=== What is required ===
Exactly reproduce the lines beginning with the line that includes "Read out every word on this page." and ending with the last line of the data.

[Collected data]
>> BEGIN

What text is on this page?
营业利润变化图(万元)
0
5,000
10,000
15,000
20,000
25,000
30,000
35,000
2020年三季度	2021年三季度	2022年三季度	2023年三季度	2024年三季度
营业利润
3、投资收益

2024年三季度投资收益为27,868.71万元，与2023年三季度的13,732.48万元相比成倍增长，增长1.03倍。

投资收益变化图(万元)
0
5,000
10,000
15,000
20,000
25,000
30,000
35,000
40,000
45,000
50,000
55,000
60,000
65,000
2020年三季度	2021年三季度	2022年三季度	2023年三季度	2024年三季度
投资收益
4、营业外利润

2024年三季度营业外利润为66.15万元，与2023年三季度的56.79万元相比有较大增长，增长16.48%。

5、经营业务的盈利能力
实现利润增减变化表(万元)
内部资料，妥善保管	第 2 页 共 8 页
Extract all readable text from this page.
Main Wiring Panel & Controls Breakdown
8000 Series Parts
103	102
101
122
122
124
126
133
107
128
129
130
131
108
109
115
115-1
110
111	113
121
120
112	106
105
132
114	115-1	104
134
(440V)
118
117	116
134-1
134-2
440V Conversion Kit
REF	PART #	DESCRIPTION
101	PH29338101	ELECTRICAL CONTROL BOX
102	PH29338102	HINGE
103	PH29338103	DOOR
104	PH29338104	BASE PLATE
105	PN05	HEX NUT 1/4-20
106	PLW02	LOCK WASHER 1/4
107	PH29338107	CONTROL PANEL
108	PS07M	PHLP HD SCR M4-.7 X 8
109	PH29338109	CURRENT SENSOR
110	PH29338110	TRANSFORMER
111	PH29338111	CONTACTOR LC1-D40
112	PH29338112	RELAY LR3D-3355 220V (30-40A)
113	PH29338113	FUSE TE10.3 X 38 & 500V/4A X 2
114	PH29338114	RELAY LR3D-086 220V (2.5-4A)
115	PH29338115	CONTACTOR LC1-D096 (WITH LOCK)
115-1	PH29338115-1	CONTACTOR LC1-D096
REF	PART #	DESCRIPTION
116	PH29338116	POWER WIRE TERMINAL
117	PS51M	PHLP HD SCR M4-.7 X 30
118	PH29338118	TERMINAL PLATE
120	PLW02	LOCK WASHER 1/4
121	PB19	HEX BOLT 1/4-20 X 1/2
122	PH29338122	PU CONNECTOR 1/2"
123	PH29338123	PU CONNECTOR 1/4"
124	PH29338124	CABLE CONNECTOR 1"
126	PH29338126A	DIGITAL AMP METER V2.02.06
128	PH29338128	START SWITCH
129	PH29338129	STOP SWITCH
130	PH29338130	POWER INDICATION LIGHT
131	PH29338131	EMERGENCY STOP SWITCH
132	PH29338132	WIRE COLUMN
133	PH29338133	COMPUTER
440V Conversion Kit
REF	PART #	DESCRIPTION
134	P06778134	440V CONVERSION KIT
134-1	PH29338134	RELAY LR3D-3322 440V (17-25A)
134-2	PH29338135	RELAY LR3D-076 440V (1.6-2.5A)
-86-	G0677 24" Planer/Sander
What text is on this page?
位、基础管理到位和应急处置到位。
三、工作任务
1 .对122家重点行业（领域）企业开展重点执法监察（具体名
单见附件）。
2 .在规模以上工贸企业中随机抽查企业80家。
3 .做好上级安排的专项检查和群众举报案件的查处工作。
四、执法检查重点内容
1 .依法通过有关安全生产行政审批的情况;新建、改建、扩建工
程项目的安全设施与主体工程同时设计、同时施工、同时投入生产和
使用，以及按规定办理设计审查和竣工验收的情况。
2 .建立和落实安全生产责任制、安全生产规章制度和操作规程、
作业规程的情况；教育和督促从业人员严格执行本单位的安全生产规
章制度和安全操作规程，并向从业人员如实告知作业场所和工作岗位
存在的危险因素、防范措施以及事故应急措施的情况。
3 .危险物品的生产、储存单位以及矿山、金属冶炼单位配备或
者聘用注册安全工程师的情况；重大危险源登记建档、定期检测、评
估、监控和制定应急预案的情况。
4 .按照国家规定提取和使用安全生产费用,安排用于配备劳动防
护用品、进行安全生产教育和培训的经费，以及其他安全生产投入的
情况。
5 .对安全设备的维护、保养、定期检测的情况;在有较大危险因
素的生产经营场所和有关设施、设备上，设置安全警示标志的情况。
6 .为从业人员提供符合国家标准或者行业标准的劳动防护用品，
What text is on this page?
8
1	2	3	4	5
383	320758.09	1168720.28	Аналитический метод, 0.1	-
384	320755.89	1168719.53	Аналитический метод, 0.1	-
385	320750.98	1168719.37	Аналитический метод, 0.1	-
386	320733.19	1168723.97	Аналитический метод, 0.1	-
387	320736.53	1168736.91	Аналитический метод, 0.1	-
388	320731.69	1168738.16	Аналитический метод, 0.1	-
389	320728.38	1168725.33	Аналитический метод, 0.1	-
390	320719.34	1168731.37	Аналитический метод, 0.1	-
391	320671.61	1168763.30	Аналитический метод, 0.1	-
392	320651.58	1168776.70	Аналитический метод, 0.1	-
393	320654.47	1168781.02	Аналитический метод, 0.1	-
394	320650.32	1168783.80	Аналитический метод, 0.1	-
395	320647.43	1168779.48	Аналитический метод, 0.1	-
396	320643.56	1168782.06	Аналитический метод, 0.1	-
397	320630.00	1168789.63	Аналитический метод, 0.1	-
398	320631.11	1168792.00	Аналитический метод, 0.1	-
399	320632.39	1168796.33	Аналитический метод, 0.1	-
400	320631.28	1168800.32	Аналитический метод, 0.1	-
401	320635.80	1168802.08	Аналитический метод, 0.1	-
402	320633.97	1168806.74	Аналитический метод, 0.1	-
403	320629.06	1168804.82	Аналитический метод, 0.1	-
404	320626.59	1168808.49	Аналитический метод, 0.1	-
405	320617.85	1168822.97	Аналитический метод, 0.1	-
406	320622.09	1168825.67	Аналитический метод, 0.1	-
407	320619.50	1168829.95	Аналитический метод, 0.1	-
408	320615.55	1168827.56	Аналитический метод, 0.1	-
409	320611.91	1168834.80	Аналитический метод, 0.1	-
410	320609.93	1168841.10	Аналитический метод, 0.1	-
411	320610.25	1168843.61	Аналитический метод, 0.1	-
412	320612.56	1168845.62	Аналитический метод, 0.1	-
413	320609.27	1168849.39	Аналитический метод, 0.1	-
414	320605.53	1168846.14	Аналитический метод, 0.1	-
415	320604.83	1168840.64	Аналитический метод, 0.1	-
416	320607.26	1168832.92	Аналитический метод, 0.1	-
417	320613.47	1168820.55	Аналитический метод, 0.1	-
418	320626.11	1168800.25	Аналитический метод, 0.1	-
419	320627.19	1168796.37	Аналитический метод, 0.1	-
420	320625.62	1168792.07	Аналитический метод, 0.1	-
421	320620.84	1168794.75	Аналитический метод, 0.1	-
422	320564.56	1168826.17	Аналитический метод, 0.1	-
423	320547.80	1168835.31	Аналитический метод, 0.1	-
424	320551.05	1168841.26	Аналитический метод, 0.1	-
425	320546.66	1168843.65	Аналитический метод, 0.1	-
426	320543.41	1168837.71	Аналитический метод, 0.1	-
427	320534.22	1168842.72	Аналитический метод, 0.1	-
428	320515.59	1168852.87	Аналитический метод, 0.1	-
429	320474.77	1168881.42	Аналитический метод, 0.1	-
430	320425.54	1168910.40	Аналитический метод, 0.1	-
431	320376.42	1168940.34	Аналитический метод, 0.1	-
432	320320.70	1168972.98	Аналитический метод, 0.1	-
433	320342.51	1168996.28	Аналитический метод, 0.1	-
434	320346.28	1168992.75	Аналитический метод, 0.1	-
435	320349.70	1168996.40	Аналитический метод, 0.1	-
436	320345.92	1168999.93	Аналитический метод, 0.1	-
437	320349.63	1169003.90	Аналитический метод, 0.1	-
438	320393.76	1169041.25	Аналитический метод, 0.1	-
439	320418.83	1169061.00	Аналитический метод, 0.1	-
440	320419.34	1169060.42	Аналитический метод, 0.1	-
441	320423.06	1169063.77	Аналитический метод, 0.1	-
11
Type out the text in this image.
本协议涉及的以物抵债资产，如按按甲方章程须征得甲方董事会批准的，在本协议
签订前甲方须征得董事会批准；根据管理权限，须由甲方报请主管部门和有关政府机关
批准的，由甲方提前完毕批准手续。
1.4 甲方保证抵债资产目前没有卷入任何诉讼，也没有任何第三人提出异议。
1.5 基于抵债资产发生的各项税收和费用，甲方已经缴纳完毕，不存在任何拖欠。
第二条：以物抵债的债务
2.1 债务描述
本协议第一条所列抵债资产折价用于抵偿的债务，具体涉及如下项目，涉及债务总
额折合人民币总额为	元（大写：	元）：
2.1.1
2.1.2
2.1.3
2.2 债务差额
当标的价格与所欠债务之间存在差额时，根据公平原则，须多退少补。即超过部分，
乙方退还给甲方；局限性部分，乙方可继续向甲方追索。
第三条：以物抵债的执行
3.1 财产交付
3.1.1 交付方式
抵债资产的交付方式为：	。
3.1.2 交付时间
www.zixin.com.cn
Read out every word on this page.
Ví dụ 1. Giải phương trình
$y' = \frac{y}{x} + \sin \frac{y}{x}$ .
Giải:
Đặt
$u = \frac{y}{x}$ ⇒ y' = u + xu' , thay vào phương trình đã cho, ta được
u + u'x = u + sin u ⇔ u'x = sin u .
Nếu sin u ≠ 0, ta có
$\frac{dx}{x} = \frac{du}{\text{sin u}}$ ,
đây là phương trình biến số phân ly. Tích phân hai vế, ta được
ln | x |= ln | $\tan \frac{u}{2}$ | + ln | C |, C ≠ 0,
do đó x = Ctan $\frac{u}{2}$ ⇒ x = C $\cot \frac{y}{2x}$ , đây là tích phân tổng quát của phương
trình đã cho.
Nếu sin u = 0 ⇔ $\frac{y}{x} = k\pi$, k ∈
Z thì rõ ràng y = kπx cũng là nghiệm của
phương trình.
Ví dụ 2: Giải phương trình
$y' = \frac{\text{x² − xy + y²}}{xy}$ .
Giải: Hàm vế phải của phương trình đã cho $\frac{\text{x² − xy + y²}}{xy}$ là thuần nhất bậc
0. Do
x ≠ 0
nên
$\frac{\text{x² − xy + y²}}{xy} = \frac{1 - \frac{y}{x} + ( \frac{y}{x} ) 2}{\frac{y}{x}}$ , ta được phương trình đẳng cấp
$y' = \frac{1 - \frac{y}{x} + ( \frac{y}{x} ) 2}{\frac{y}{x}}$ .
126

>> END

=== Solution ===
Read out every word on this page.
Ví dụ 1. Giải phương trình
$y' = \frac{y}{x} + \sin \frac{y}{x}$ .
Giải:
Đặt
$u = \frac{y}{x}$ ⇒ y' = u + xu' , thay vào phương trình đã cho, ta được
u + u'x = u + sin u ⇔ u'x = sin u .
Nếu sin u ≠ 0, ta có
$\frac{dx}{x} = \frac{du}{\text{sin u}}$ ,
đây là phương trình biến số phân ly. Tích phân hai vế, ta được
ln | x |= ln | $\tan \frac{u}{2}$ | + ln | C |, C ≠ 0,
do đó x = Ctan $\frac{u}{2}$ ⇒ x = C $\cot \frac{y}{2x}$ , đây là tích phân tổng quát của phương
trình đã cho.
Nếu sin u = 0 ⇔ $\frac{y}{x} = k\pi$, k ∈
Z thì rõ ràng y = kπx cũng là nghiệm của
phương trình.
Ví dụ 2: Giải phương trình
$y' = \frac{\text{x² − xy + y²}}{xy}$ .
Giải: Hàm vế phải của phương trình đã cho $\frac{\text{x² − xy + y²}}{xy}$ là thuần nhất bậc
0. Do
x ≠ 0
nên
$\frac{\text{x² − xy + y²}}{xy} = \frac{1 - \frac{y}{x} + ( \frac{y}{x} ) 2}{\frac{y}{x}}$ , ta được phương trình đẳng cấp
$y' = \frac{1 - \frac{y}{x} + ( \frac{y}{x} ) 2}{\frac{y}{x}}$ .
126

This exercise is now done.